• Your task: Report how many lines contain "content". Give the number and nothing else.

Recorded data

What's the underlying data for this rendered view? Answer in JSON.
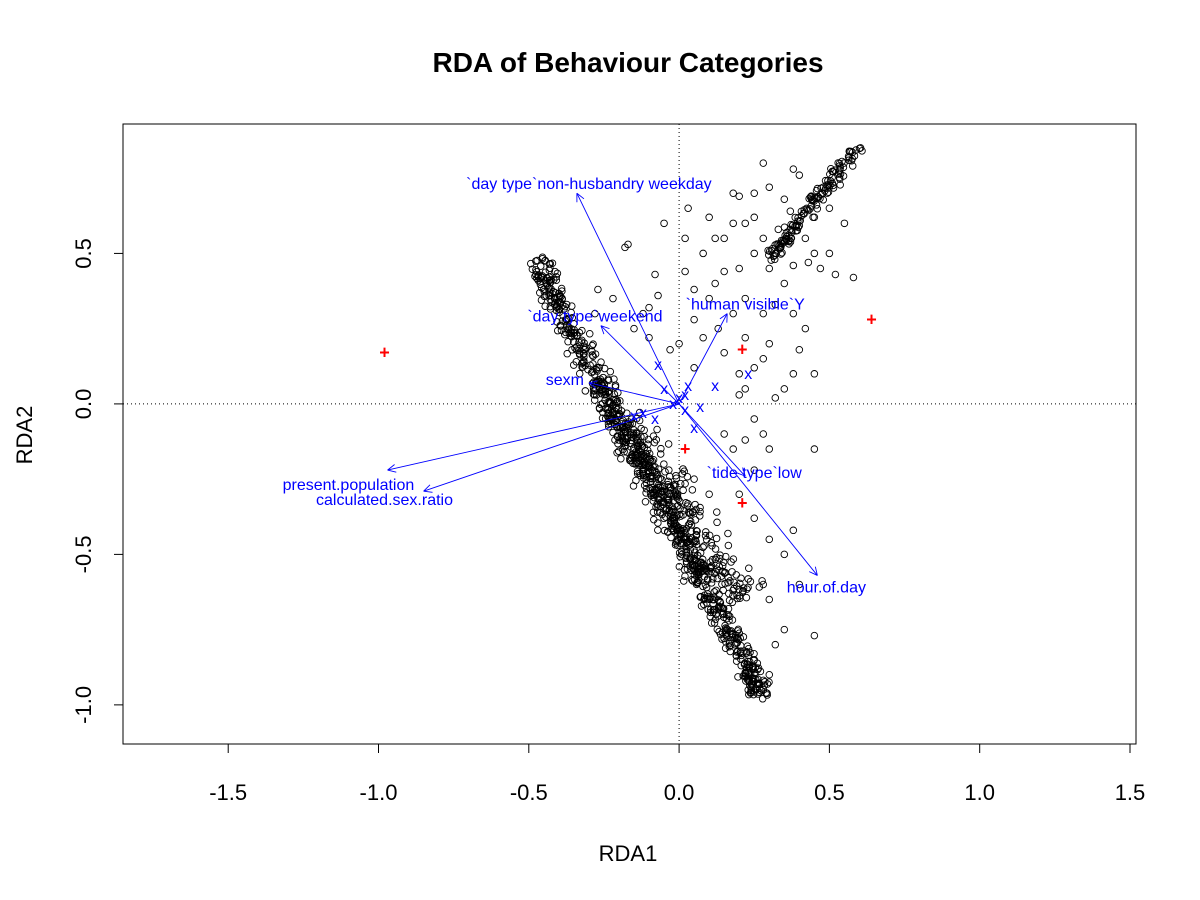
{
  "chart_data": {
    "type": "scatter",
    "title": "RDA of Behaviour Categories",
    "xlabel": "RDA1",
    "ylabel": "RDA2",
    "xlim": [
      -1.85,
      1.52
    ],
    "ylim": [
      -1.13,
      0.93
    ],
    "x_ticks": [
      -1.5,
      -1.0,
      -0.5,
      0.0,
      0.5,
      1.0,
      1.5
    ],
    "x_tick_labels": [
      "-1.5",
      "-1.0",
      "-0.5",
      "0.0",
      "0.5",
      "1.0",
      "1.5"
    ],
    "y_ticks": [
      -1.0,
      -0.5,
      0.0,
      0.5
    ],
    "y_tick_labels": [
      "-1.0",
      "-0.5",
      "0.0",
      "0.5"
    ],
    "reference_lines": {
      "x": 0,
      "y": 0,
      "style": "dotted"
    },
    "colors": {
      "sites": "#000000",
      "biplot": "#0000ff",
      "species": "#0000ff",
      "centroids": "#ff0000"
    },
    "point_groups": [
      {
        "x0": -0.48,
        "y0": 0.48,
        "x1": 0.28,
        "y1": -0.98,
        "n": 760,
        "spread": 0.035
      },
      {
        "x0": -0.2,
        "y0": -0.05,
        "x1": 0.22,
        "y1": -0.65,
        "n": 260,
        "spread": 0.06
      },
      {
        "x0": 0.3,
        "y0": 0.48,
        "x1": 0.6,
        "y1": 0.86,
        "n": 140,
        "spread": 0.018
      }
    ],
    "scattered_points": [
      [
        -0.05,
        0.6
      ],
      [
        -0.18,
        0.52
      ],
      [
        -0.17,
        0.53
      ],
      [
        0.03,
        0.65
      ],
      [
        0.02,
        0.55
      ],
      [
        0.08,
        0.5
      ],
      [
        0.1,
        0.62
      ],
      [
        0.18,
        0.7
      ],
      [
        0.2,
        0.69
      ],
      [
        0.22,
        0.6
      ],
      [
        0.25,
        0.7
      ],
      [
        0.28,
        0.55
      ],
      [
        0.3,
        0.72
      ],
      [
        0.35,
        0.68
      ],
      [
        0.37,
        0.64
      ],
      [
        0.33,
        0.58
      ],
      [
        0.42,
        0.55
      ],
      [
        0.45,
        0.5
      ],
      [
        0.47,
        0.45
      ],
      [
        0.52,
        0.43
      ],
      [
        0.58,
        0.42
      ],
      [
        0.55,
        0.6
      ],
      [
        0.5,
        0.65
      ],
      [
        0.48,
        0.72
      ],
      [
        0.4,
        0.76
      ],
      [
        0.28,
        0.8
      ],
      [
        0.38,
        0.78
      ],
      [
        0.12,
        0.4
      ],
      [
        0.15,
        0.44
      ],
      [
        0.2,
        0.45
      ],
      [
        0.25,
        0.5
      ],
      [
        0.3,
        0.45
      ],
      [
        0.35,
        0.4
      ],
      [
        0.38,
        0.46
      ],
      [
        0.43,
        0.47
      ],
      [
        -0.08,
        0.43
      ],
      [
        -0.07,
        0.36
      ],
      [
        0.02,
        0.44
      ],
      [
        0.05,
        0.38
      ],
      [
        0.1,
        0.35
      ],
      [
        0.18,
        0.3
      ],
      [
        0.22,
        0.35
      ],
      [
        0.28,
        0.3
      ],
      [
        0.32,
        0.33
      ],
      [
        0.38,
        0.3
      ],
      [
        0.4,
        0.18
      ],
      [
        0.42,
        0.25
      ],
      [
        0.3,
        0.2
      ],
      [
        0.28,
        0.15
      ],
      [
        0.25,
        0.12
      ],
      [
        0.22,
        0.22
      ],
      [
        0.2,
        0.1
      ],
      [
        0.15,
        0.17
      ],
      [
        0.13,
        0.25
      ],
      [
        0.38,
        0.1
      ],
      [
        0.45,
        0.1
      ],
      [
        0.35,
        0.05
      ],
      [
        0.32,
        0.02
      ],
      [
        0.2,
        0.03
      ],
      [
        0.25,
        -0.05
      ],
      [
        0.28,
        -0.1
      ],
      [
        0.3,
        -0.15
      ],
      [
        0.25,
        -0.22
      ],
      [
        0.22,
        -0.12
      ],
      [
        0.18,
        -0.15
      ],
      [
        0.15,
        -0.1
      ],
      [
        0.2,
        -0.3
      ],
      [
        0.25,
        -0.38
      ],
      [
        0.3,
        -0.45
      ],
      [
        0.35,
        -0.5
      ],
      [
        0.28,
        -0.6
      ],
      [
        0.3,
        -0.65
      ],
      [
        0.35,
        -0.75
      ],
      [
        0.32,
        -0.8
      ],
      [
        0.25,
        -0.85
      ],
      [
        0.3,
        -0.9
      ],
      [
        0.45,
        -0.77
      ],
      [
        0.4,
        -0.6
      ],
      [
        0.45,
        -0.15
      ],
      [
        0.38,
        -0.42
      ],
      [
        -0.1,
        0.32
      ],
      [
        -0.12,
        0.3
      ],
      [
        -0.15,
        0.25
      ],
      [
        -0.1,
        0.22
      ],
      [
        0.0,
        0.2
      ],
      [
        0.05,
        0.28
      ],
      [
        0.08,
        0.22
      ],
      [
        0.05,
        0.12
      ],
      [
        -0.03,
        0.18
      ],
      [
        0.15,
        0.55
      ],
      [
        0.25,
        0.62
      ],
      [
        0.32,
        0.5
      ],
      [
        0.45,
        0.62
      ],
      [
        0.5,
        0.5
      ],
      [
        0.18,
        0.6
      ],
      [
        0.12,
        0.55
      ],
      [
        -0.22,
        0.35
      ],
      [
        -0.28,
        0.3
      ],
      [
        -0.27,
        0.38
      ],
      [
        0.22,
        0.05
      ],
      [
        0.05,
        -0.25
      ],
      [
        0.1,
        -0.3
      ]
    ],
    "biplot_arrows": [
      {
        "label": "`day type`non-husbandry weekday",
        "x": -0.34,
        "y": 0.7,
        "lx": -0.3,
        "ly": 0.73
      },
      {
        "label": "`day type`weekend",
        "x": -0.26,
        "y": 0.26,
        "lx": -0.28,
        "ly": 0.29
      },
      {
        "label": "`human visible`Y",
        "x": 0.16,
        "y": 0.3,
        "lx": 0.22,
        "ly": 0.33
      },
      {
        "label": "sexm",
        "x": -0.3,
        "y": 0.07,
        "lx": -0.38,
        "ly": 0.08
      },
      {
        "label": "present.population",
        "x": -0.97,
        "y": -0.22,
        "lx": -1.1,
        "ly": -0.27
      },
      {
        "label": "calculated.sex.ratio",
        "x": -0.85,
        "y": -0.29,
        "lx": -0.98,
        "ly": -0.32
      },
      {
        "label": "`tide type`low",
        "x": 0.22,
        "y": -0.24,
        "lx": 0.25,
        "ly": -0.23
      },
      {
        "label": "hour.of.day",
        "x": 0.46,
        "y": -0.57,
        "lx": 0.49,
        "ly": -0.61
      }
    ],
    "species_scores": [
      [
        -0.07,
        0.13
      ],
      [
        -0.05,
        0.05
      ],
      [
        0.03,
        0.06
      ],
      [
        0.12,
        0.06
      ],
      [
        0.23,
        0.1
      ],
      [
        0.02,
        0.03
      ],
      [
        -0.02,
        0.0
      ],
      [
        0.02,
        -0.02
      ],
      [
        0.07,
        -0.01
      ],
      [
        -0.08,
        -0.05
      ],
      [
        0.05,
        -0.08
      ],
      [
        -0.15,
        -0.04
      ],
      [
        -0.12,
        -0.03
      ],
      [
        0.0,
        0.02
      ]
    ],
    "centroids": [
      [
        -0.98,
        0.17
      ],
      [
        0.64,
        0.28
      ],
      [
        0.21,
        0.18
      ],
      [
        0.02,
        -0.15
      ],
      [
        0.21,
        -0.33
      ]
    ]
  }
}
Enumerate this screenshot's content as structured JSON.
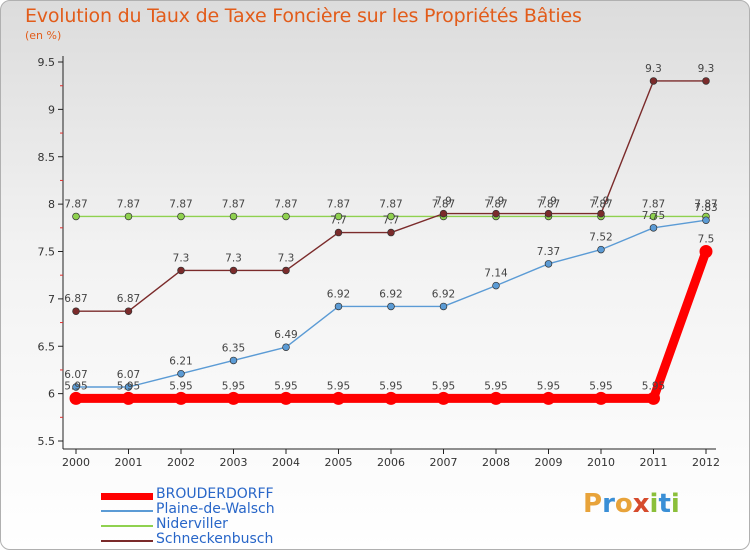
{
  "title": "Evolution du Taux de Taxe Foncière sur les Propriétés Bâties",
  "subtitle": "(en %)",
  "logo": {
    "letters": [
      "P",
      "r",
      "o",
      "x",
      "i",
      "t",
      "i"
    ],
    "colors": [
      "#e8a33a",
      "#3a8fd6",
      "#e8a33a",
      "#d64a2c",
      "#8bbf3a",
      "#3a8fd6",
      "#8bbf3a"
    ]
  },
  "chart_data": {
    "type": "line",
    "title": "Evolution du Taux de Taxe Foncière sur les Propriétés Bâties",
    "ylabel": "(en %)",
    "xlabel": "",
    "categories": [
      "2000",
      "2001",
      "2002",
      "2003",
      "2004",
      "2005",
      "2006",
      "2007",
      "2008",
      "2009",
      "2010",
      "2011",
      "2012"
    ],
    "ylim": [
      5.5,
      9.5
    ],
    "yticks": [
      "5.5",
      "6",
      "6.5",
      "7",
      "7.5",
      "8",
      "8.5",
      "9",
      "9.5"
    ],
    "series": [
      {
        "name": "BROUDERDORFF",
        "color": "#ff0000",
        "values": [
          5.95,
          5.95,
          5.95,
          5.95,
          5.95,
          5.95,
          5.95,
          5.95,
          5.95,
          5.95,
          5.95,
          5.95,
          7.5
        ],
        "labels": [
          "5.95",
          "5.95",
          "5.95",
          "5.95",
          "5.95",
          "5.95",
          "5.95",
          "5.95",
          "5.95",
          "5.95",
          "5.95",
          "5.95",
          "7.5"
        ]
      },
      {
        "name": "Plaine-de-Walsch",
        "color": "#5b9bd5",
        "values": [
          6.07,
          6.07,
          6.21,
          6.35,
          6.49,
          6.92,
          6.92,
          6.92,
          7.14,
          7.37,
          7.52,
          7.75,
          7.83
        ],
        "labels": [
          "6.07",
          "6.07",
          "6.21",
          "6.35",
          "6.49",
          "6.92",
          "6.92",
          "6.92",
          "7.14",
          "7.37",
          "7.52",
          "7.75",
          "7.83"
        ]
      },
      {
        "name": "Niderviller",
        "color": "#8fd14f",
        "values": [
          7.87,
          7.87,
          7.87,
          7.87,
          7.87,
          7.87,
          7.87,
          7.87,
          7.87,
          7.87,
          7.87,
          7.87,
          7.87
        ],
        "labels": [
          "7.87",
          "7.87",
          "7.87",
          "7.87",
          "7.87",
          "7.87",
          "7.87",
          "7.87",
          "7.87",
          "7.87",
          "7.87",
          "7.87",
          "7.87"
        ]
      },
      {
        "name": "Schneckenbusch",
        "color": "#7b2b2b",
        "values": [
          6.87,
          6.87,
          7.3,
          7.3,
          7.3,
          7.7,
          7.7,
          7.9,
          7.9,
          7.9,
          7.9,
          9.3,
          9.3
        ],
        "labels": [
          "6.87",
          "6.87",
          "7.3",
          "7.3",
          "7.3",
          "7.7",
          "7.7",
          "7.9",
          "7.9",
          "7.9",
          "7.9",
          "9.3",
          "9.3"
        ]
      }
    ],
    "legend_position": "bottom-left",
    "grid": false
  }
}
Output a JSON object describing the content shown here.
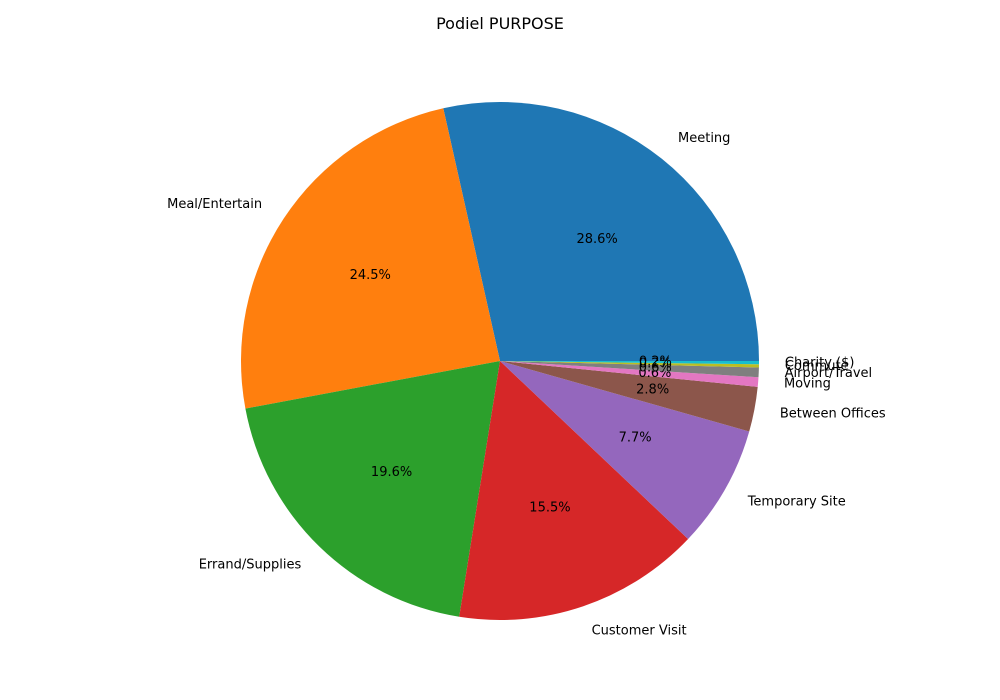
{
  "chart_data": {
    "type": "pie",
    "title": "Podiel PURPOSE",
    "start_angle_deg": 0,
    "direction": "counterclockwise",
    "slices": [
      {
        "label": "Meeting",
        "value": 28.6,
        "pct_label": "28.6%",
        "color": "#1f77b4"
      },
      {
        "label": "Meal/Entertain",
        "value": 24.5,
        "pct_label": "24.5%",
        "color": "#ff7f0e"
      },
      {
        "label": "Errand/Supplies",
        "value": 19.6,
        "pct_label": "19.6%",
        "color": "#2ca02c"
      },
      {
        "label": "Customer Visit",
        "value": 15.5,
        "pct_label": "15.5%",
        "color": "#d62728"
      },
      {
        "label": "Temporary Site",
        "value": 7.7,
        "pct_label": "7.7%",
        "color": "#9467bd"
      },
      {
        "label": "Between Offices",
        "value": 2.8,
        "pct_label": "2.8%",
        "color": "#8c564b"
      },
      {
        "label": "Moving",
        "value": 0.6,
        "pct_label": "0.6%",
        "color": "#e377c2"
      },
      {
        "label": "Airport/Travel",
        "value": 0.6,
        "pct_label": "0.6%",
        "color": "#7f7f7f"
      },
      {
        "label": "Commute",
        "value": 0.2,
        "pct_label": "0.2%",
        "color": "#bcbd22"
      },
      {
        "label": "Charity ($)",
        "value": 0.2,
        "pct_label": "0.2%",
        "color": "#17becf"
      }
    ]
  }
}
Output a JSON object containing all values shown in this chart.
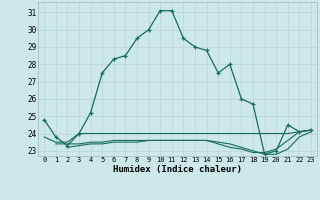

• Response for this exercise: 2